### Your goal
Copy, in full, each line of the material that holds the word "best".
──────── Information given
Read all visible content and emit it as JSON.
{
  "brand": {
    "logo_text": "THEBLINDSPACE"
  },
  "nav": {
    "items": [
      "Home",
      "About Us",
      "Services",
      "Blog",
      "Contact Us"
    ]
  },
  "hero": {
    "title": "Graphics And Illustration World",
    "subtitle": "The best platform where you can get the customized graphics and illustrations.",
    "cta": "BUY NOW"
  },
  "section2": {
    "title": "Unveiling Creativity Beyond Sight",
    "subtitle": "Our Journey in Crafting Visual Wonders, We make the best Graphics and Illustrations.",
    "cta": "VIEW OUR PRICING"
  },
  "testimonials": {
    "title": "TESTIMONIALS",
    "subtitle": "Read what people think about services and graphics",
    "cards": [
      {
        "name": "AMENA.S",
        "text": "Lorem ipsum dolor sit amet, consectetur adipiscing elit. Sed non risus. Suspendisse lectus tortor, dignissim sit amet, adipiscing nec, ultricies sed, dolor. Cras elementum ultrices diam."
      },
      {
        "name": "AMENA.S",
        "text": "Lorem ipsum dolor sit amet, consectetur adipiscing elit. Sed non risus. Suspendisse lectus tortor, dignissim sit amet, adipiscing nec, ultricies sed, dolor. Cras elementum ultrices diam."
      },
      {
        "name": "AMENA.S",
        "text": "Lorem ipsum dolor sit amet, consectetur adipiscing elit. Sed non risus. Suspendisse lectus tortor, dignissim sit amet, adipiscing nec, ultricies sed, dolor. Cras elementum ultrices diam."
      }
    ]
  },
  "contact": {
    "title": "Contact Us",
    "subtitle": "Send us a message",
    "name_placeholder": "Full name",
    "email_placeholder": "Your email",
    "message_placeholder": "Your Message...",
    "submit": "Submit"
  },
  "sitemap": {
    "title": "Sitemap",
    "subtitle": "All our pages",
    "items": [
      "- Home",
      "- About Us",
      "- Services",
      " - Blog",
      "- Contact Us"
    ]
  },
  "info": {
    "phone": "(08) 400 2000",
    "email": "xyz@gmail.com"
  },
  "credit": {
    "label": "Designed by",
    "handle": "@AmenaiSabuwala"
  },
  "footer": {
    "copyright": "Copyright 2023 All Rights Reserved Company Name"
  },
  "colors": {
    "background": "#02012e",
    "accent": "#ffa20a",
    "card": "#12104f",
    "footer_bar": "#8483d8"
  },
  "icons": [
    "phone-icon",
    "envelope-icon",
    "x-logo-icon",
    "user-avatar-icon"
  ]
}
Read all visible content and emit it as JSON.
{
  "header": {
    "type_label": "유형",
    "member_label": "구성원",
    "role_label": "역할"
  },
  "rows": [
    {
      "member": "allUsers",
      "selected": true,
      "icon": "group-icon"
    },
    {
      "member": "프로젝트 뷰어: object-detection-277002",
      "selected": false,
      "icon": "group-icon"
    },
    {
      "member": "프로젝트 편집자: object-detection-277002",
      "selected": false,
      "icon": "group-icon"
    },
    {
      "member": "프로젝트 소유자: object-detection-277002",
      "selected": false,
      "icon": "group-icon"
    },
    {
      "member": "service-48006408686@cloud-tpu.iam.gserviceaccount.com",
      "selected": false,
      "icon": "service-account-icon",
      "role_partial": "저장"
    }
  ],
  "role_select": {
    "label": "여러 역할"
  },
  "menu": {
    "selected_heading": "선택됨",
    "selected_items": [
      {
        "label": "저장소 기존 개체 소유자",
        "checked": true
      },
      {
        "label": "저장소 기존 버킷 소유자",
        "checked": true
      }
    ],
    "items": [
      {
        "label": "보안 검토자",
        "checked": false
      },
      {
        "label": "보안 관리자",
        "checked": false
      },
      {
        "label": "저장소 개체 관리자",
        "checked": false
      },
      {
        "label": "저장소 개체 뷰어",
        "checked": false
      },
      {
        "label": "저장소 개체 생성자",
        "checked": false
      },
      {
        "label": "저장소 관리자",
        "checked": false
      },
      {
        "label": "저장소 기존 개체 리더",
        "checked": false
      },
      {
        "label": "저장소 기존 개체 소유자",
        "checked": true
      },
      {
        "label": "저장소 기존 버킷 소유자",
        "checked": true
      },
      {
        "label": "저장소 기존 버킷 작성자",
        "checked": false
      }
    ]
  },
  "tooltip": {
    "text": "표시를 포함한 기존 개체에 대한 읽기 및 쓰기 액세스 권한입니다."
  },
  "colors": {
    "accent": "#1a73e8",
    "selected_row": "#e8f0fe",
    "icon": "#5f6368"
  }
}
────────────────
### Reply
    "subtitle": "The best platform where you can get the customized graphics and illustrations.",
    "subtitle": "Our Journey in Crafting Visual Wonders, We make the best Graphics and Illustrations.",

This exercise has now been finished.